* _Written instruction_
Pick out each line of the records in which the word "JSON" appears.

»»

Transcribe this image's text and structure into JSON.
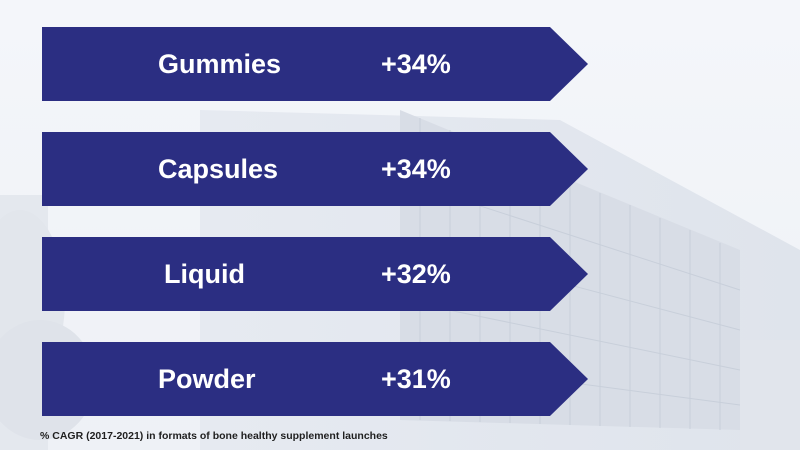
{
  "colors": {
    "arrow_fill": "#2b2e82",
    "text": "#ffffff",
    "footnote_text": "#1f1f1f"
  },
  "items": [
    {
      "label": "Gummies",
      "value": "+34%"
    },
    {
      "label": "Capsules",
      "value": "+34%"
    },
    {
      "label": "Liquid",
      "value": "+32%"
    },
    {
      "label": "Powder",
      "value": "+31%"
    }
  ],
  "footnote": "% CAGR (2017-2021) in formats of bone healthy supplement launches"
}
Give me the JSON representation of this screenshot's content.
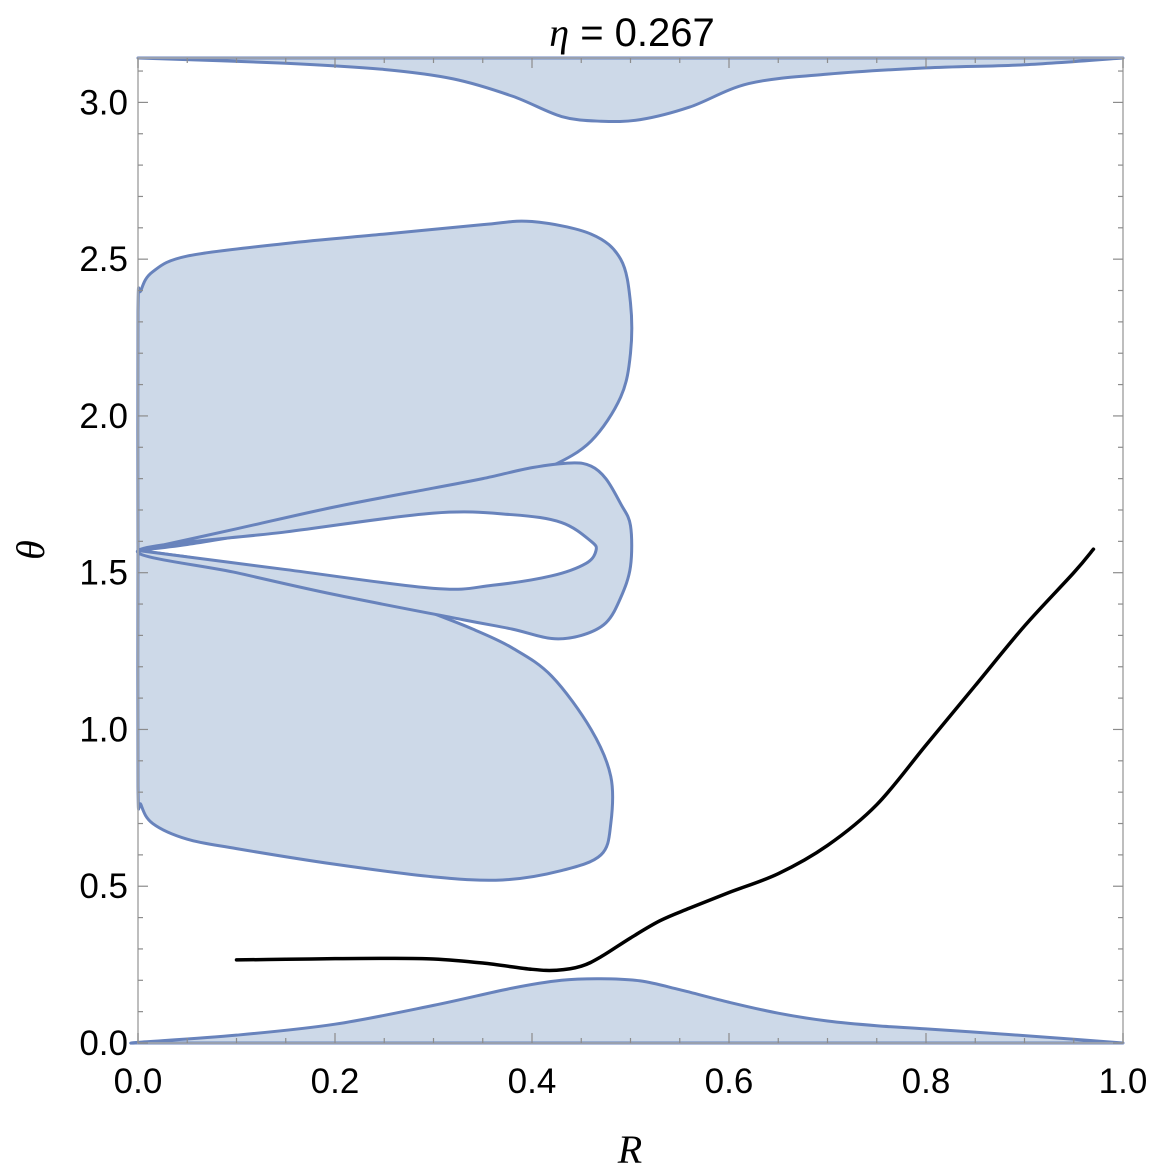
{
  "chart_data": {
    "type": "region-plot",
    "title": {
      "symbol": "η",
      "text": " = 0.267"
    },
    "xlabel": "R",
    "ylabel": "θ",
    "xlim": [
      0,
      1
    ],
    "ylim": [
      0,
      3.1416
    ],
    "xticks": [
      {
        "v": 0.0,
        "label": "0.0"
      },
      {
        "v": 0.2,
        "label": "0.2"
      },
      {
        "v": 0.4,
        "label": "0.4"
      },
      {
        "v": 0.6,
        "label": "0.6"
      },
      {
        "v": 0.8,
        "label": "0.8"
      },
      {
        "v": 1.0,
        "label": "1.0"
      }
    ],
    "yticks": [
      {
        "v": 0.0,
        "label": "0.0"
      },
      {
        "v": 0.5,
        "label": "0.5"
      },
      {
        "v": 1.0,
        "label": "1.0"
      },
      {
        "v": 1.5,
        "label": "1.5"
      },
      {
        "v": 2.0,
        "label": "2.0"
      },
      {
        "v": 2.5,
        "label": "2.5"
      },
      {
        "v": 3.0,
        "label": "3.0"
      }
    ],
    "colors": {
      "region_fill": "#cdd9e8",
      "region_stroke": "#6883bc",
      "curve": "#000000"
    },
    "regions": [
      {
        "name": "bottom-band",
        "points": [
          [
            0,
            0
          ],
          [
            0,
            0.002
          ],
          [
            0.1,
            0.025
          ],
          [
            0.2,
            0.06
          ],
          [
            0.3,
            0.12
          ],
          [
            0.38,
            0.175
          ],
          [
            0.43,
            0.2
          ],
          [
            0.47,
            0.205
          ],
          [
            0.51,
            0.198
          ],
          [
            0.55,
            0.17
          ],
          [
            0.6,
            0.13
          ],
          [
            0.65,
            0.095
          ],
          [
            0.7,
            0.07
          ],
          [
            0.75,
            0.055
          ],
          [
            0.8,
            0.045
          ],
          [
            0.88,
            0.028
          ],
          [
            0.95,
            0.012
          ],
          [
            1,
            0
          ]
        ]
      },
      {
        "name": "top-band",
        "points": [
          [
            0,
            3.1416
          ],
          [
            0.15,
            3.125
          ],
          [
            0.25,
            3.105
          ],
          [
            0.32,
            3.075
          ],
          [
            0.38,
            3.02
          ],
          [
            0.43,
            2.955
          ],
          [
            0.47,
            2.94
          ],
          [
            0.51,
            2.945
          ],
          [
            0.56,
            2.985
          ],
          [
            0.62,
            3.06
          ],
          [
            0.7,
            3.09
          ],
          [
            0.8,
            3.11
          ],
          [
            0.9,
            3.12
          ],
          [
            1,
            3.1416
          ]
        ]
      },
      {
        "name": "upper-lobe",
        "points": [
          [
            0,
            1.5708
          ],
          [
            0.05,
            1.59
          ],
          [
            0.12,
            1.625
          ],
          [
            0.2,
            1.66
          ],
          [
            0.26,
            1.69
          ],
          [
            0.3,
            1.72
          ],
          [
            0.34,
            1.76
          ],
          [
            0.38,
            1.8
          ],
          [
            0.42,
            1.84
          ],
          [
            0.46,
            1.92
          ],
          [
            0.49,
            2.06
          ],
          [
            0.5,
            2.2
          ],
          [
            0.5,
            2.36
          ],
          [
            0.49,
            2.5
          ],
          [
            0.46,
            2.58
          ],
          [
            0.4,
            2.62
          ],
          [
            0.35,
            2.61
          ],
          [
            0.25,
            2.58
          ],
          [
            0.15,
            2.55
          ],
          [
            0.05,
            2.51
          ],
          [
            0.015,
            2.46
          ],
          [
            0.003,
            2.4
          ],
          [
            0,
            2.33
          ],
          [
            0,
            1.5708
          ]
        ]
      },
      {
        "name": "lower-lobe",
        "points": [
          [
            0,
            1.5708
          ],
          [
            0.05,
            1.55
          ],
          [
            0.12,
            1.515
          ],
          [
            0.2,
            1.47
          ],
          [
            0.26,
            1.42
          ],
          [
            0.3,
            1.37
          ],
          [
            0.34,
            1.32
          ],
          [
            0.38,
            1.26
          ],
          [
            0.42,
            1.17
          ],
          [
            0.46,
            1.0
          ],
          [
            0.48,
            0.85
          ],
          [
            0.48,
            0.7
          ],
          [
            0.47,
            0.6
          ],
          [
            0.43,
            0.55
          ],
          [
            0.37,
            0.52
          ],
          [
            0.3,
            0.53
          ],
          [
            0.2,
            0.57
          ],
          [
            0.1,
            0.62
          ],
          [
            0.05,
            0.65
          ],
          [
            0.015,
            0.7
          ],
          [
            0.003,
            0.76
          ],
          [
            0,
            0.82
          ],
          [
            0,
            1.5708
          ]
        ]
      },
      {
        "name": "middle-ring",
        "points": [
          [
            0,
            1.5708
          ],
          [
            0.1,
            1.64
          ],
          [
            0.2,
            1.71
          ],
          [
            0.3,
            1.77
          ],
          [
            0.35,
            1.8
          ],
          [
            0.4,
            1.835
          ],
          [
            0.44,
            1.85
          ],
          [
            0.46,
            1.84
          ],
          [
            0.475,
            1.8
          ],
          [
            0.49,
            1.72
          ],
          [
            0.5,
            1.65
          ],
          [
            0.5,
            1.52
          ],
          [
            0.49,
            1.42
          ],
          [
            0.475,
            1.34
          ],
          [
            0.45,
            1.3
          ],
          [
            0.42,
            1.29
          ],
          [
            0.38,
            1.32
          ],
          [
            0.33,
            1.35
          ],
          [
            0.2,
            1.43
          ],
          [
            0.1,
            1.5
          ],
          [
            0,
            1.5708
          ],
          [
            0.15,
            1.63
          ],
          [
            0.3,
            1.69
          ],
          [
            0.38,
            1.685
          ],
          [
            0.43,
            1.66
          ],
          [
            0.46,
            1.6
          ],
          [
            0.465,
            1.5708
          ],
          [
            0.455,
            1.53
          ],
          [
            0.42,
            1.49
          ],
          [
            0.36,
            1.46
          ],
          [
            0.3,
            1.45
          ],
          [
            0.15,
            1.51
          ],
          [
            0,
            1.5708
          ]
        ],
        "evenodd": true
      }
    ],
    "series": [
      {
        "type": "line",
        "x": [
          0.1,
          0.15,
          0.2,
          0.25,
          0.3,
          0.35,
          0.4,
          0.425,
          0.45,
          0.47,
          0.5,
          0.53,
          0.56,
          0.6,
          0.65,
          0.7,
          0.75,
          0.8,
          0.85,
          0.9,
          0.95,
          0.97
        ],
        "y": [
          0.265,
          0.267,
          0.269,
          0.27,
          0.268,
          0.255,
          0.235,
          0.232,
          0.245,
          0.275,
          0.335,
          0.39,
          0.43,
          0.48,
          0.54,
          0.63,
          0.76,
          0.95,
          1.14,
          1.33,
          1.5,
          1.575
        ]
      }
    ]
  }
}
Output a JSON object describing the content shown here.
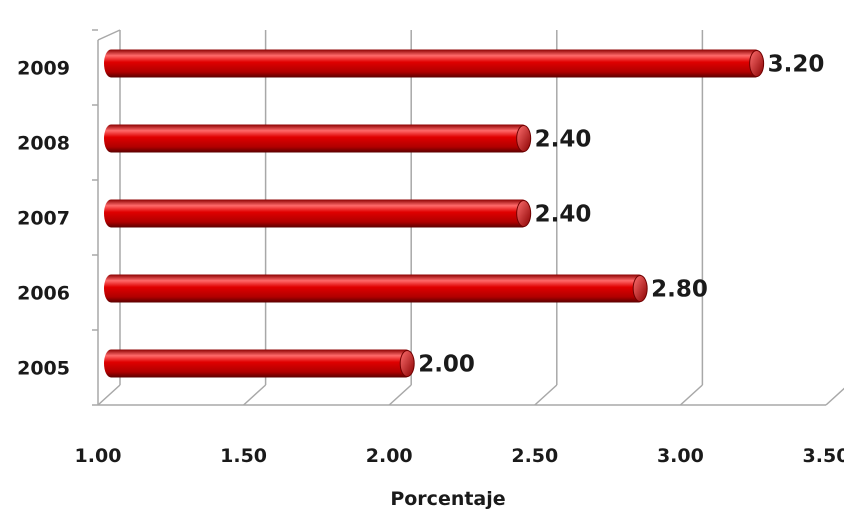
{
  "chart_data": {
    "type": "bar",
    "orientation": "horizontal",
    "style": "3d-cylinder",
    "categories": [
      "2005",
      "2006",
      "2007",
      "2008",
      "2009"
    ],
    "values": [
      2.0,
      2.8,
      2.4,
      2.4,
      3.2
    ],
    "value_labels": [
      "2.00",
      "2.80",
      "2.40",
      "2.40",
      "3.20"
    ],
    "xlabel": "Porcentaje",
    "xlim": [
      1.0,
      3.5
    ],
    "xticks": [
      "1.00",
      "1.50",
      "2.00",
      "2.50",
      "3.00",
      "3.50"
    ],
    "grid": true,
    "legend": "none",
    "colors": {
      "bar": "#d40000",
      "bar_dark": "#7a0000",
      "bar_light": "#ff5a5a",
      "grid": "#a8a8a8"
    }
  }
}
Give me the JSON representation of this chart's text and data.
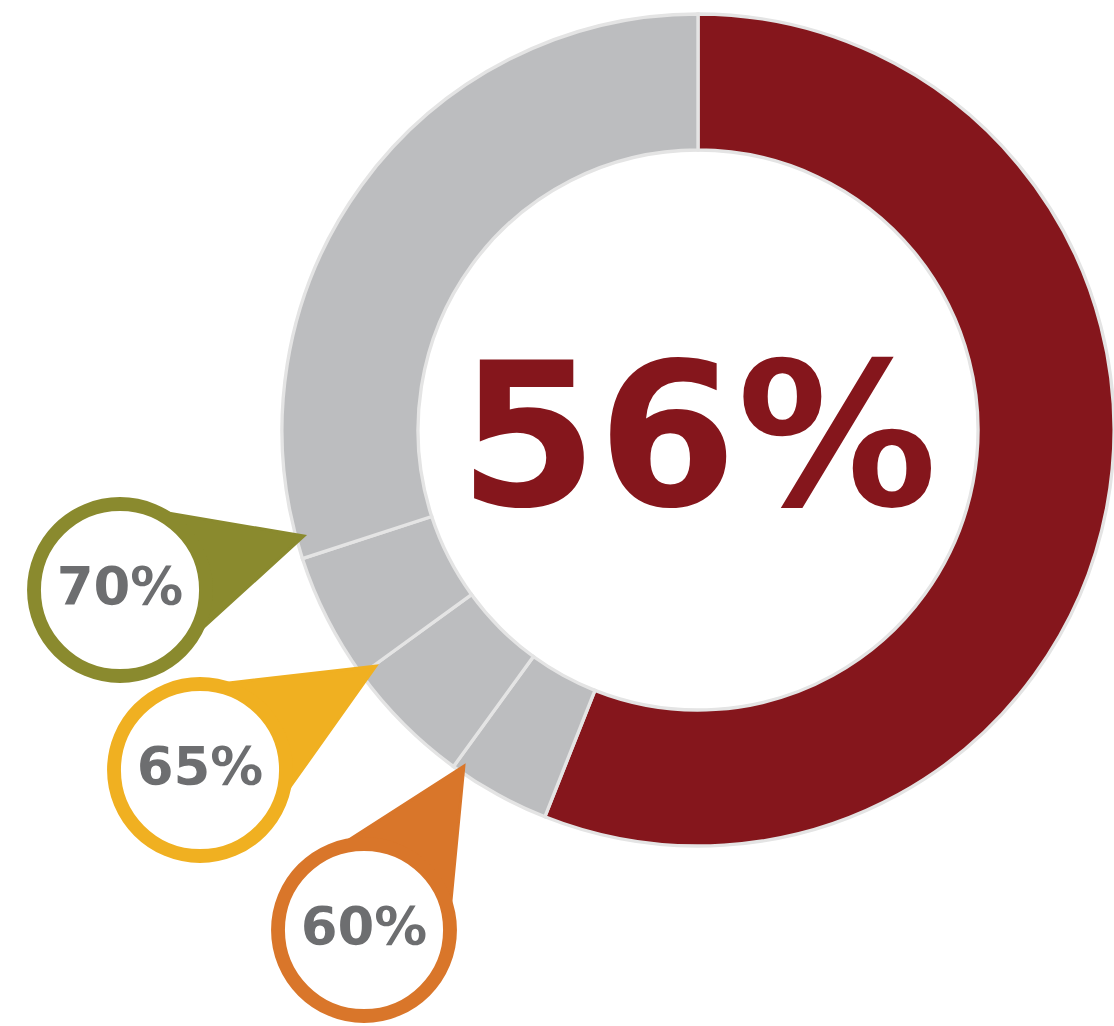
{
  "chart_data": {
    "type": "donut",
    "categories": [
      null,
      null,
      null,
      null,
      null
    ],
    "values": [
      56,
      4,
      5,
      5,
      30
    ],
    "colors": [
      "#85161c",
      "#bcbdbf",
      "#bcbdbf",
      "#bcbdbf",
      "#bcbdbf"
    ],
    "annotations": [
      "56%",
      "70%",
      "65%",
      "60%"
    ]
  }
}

««

* _Result_
Transcribe this image's text and structure into JSON.
Give me the JSON representation of this screenshot's content.
Output a JSON object describing the content shown here.
Give me the JSON representation of this chart's text and data.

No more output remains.